## BEGIN EXERCISE DATA

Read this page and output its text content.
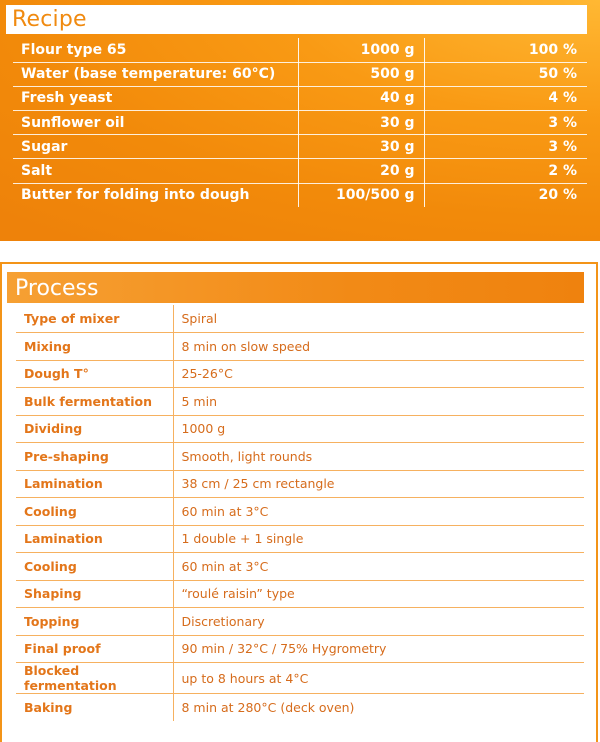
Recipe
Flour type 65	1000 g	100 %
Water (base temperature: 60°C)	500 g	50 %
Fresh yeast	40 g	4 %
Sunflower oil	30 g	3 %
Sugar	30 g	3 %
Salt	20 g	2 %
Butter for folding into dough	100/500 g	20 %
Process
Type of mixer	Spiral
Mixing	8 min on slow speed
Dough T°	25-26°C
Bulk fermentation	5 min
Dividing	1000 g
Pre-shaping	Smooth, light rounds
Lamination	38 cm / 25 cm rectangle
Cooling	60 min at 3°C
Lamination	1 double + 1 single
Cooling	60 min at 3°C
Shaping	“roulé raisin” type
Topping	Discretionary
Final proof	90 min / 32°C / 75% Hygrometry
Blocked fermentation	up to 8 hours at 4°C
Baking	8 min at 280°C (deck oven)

## END EXERCISE DATA
## BEGIN EXERCISE DATA

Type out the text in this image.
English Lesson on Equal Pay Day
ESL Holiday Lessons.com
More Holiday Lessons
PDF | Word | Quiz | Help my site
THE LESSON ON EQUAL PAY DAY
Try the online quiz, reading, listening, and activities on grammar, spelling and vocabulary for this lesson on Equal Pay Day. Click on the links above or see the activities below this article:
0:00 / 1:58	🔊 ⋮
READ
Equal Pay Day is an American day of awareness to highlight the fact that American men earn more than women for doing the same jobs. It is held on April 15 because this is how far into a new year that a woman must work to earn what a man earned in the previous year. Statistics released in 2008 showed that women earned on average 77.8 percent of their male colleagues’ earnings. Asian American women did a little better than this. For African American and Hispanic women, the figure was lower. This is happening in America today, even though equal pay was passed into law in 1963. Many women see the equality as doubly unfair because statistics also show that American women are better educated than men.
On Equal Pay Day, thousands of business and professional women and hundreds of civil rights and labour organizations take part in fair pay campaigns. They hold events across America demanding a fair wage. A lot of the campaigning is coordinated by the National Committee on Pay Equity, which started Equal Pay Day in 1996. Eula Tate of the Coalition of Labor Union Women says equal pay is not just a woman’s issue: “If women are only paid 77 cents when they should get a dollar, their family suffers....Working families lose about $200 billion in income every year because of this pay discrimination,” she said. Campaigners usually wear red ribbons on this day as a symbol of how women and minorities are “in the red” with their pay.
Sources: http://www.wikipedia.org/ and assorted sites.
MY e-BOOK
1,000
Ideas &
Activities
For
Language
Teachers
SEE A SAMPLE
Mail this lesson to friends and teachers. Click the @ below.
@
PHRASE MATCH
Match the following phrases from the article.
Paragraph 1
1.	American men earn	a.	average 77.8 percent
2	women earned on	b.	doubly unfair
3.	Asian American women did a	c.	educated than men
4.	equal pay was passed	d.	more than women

## END EXERCISE DATA
## BEGIN EXERCISE DATA

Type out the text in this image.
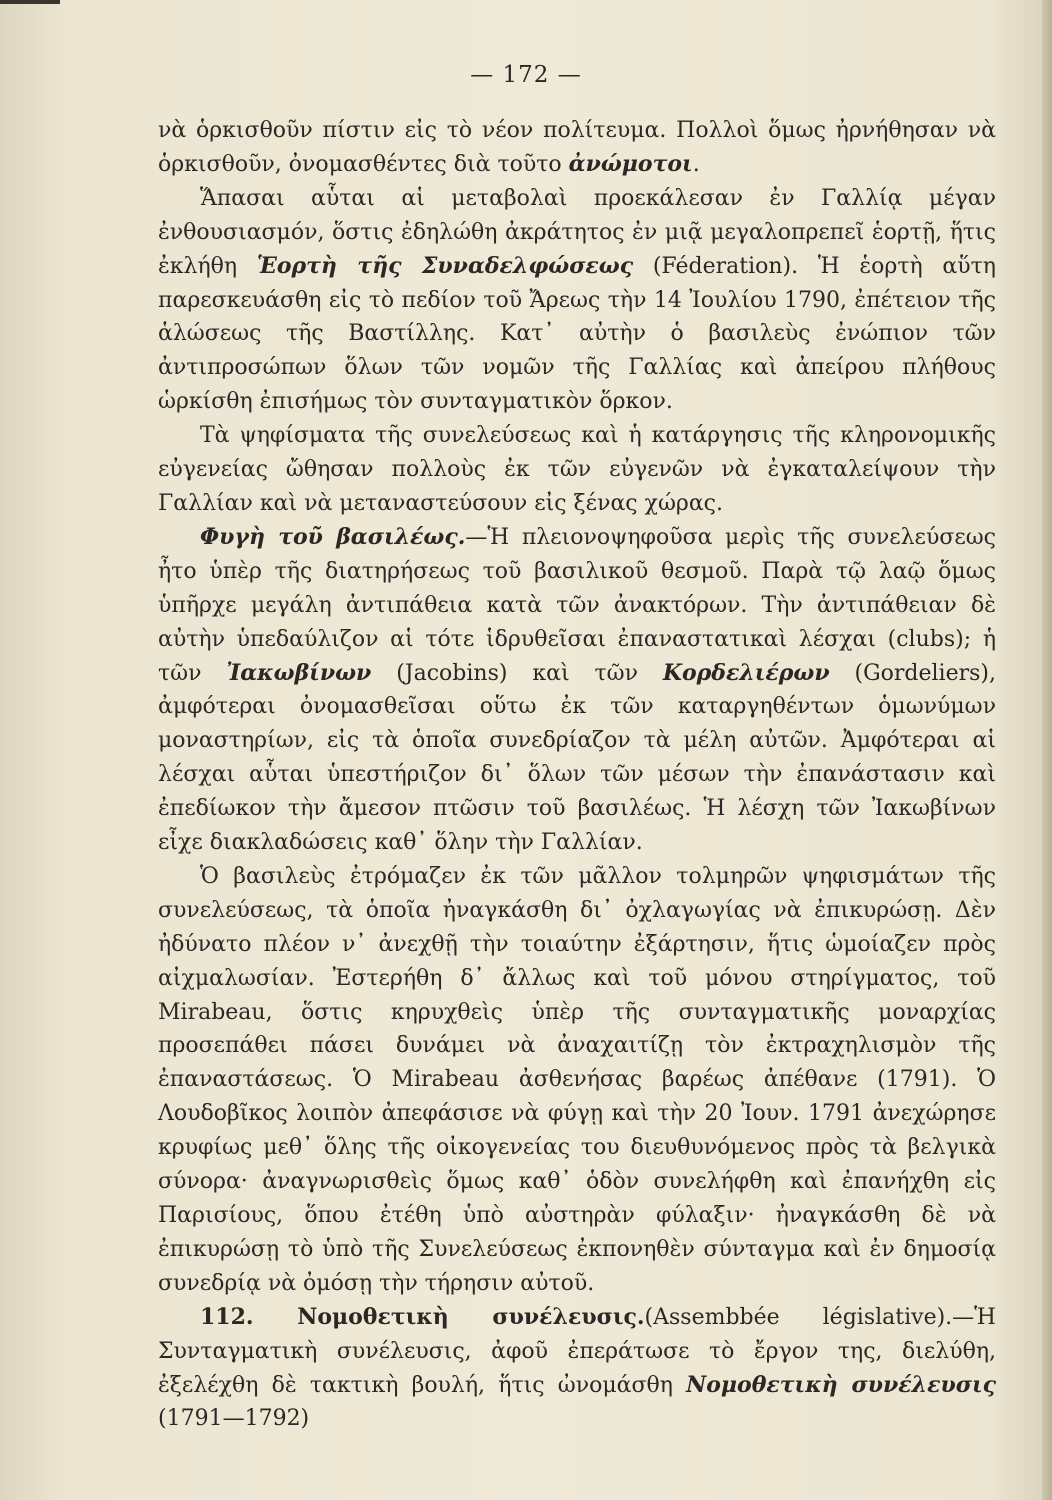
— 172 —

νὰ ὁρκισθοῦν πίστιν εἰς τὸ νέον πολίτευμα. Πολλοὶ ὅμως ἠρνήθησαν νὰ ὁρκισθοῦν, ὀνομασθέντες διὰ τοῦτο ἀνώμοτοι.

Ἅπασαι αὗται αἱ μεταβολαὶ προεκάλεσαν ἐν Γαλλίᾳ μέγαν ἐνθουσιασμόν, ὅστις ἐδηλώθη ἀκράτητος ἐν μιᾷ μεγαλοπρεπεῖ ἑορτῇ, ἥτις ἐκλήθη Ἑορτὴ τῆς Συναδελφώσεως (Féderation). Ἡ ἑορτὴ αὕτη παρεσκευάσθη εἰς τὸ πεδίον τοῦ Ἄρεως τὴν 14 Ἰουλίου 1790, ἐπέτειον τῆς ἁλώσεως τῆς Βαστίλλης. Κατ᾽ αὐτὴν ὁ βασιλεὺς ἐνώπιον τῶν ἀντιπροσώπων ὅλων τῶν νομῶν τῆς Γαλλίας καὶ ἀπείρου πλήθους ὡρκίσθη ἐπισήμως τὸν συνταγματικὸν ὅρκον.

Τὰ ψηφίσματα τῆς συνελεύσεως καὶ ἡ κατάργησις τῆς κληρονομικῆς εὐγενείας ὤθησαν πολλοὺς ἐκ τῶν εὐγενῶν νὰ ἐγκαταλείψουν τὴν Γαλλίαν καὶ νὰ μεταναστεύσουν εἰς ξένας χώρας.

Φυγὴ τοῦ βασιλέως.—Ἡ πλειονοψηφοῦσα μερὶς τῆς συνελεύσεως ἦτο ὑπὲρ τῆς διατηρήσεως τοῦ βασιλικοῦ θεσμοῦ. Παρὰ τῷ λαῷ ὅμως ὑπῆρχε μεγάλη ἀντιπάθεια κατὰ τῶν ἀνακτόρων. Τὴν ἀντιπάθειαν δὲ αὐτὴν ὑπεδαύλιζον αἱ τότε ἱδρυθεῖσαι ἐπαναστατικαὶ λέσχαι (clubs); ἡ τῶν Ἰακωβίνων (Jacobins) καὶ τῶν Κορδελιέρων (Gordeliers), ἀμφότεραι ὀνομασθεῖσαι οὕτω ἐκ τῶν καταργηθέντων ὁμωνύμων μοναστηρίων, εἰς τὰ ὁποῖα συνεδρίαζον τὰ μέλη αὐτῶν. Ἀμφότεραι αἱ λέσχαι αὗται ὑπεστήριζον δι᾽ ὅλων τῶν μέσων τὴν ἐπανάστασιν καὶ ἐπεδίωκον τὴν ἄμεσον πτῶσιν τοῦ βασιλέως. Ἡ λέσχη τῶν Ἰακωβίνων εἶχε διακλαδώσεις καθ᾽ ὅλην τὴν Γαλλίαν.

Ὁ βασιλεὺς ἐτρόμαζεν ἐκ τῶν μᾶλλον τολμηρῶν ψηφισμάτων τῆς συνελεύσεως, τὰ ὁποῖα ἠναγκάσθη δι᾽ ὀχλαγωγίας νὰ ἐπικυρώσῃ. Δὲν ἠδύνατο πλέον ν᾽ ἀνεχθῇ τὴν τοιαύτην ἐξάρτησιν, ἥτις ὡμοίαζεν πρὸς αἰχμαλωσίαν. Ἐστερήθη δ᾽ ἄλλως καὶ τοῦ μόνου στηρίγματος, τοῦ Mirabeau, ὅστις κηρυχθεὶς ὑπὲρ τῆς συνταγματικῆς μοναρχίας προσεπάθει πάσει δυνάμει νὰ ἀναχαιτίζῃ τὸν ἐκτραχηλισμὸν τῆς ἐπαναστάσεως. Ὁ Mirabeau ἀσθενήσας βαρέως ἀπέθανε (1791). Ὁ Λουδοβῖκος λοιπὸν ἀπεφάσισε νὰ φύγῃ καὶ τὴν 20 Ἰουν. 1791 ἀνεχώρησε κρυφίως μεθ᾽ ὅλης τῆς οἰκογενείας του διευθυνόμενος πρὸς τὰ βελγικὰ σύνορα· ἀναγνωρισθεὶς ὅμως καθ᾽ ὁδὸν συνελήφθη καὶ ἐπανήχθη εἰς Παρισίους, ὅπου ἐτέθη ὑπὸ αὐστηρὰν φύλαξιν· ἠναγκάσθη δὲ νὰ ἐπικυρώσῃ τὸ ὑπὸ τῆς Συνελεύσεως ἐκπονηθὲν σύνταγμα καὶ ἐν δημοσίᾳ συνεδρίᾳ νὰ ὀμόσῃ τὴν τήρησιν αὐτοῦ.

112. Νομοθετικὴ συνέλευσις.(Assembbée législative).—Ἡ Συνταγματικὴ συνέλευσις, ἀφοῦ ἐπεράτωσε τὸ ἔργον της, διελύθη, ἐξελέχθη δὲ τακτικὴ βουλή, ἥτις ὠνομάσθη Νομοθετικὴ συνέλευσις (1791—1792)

## END EXERCISE DATA

Find the word "ὅλων" in the entries, and copy every line it shows up in.

- _COMPLETED EXERCISE_
Ἅπασαι αὗται αἱ μεταβολαὶ προεκάλεσαν ἐν Γαλλίᾳ μέγαν ἐνθουσιασμόν, ὅστις ἐδηλώθη ἀκράτητος ἐν μιᾷ μεγαλοπρεπεῖ ἑορτῇ, ἥτις ἐκλήθη Ἑορτὴ τῆς Συναδελφώσεως (Féderation). Ἡ ἑορτὴ αὕτη παρεσκευάσθη εἰς τὸ πεδίον τοῦ Ἄρεως τὴν 14 Ἰουλίου 1790, ἐπέτειον τῆς ἁλώσεως τῆς Βαστίλλης. Κατ᾽ αὐτὴν ὁ βασιλεὺς ἐνώπιον τῶν ἀντιπροσώπων ὅλων τῶν νομῶν τῆς Γαλλίας καὶ ἀπείρου πλήθους ὡρκίσθη ἐπισήμως τὸν συνταγματικὸν ὅρκον.
Φυγὴ τοῦ βασιλέως.—Ἡ πλειονοψηφοῦσα μερὶς τῆς συνελεύσεως ἦτο ὑπὲρ τῆς διατηρήσεως τοῦ βασιλικοῦ θεσμοῦ. Παρὰ τῷ λαῷ ὅμως ὑπῆρχε μεγάλη ἀντιπάθεια κατὰ τῶν ἀνακτόρων. Τὴν ἀντιπάθειαν δὲ αὐτὴν ὑπεδαύλιζον αἱ τότε ἱδρυθεῖσαι ἐπαναστατικαὶ λέσχαι (clubs); ἡ τῶν Ἰακωβίνων (Jacobins) καὶ τῶν Κορδελιέρων (Gordeliers), ἀμφότεραι ὀνομασθεῖσαι οὕτω ἐκ τῶν καταργηθέντων ὁμωνύμων μοναστηρίων, εἰς τὰ ὁποῖα συνεδρίαζον τὰ μέλη αὐτῶν. Ἀμφότεραι αἱ λέσχαι αὗται ὑπεστήριζον δι᾽ ὅλων τῶν μέσων τὴν ἐπανάστασιν καὶ ἐπεδίωκον τὴν ἄμεσον πτῶσιν τοῦ βασιλέως. Ἡ λέσχη τῶν Ἰακωβίνων εἶχε διακλαδώσεις καθ᾽ ὅλην τὴν Γαλλίαν.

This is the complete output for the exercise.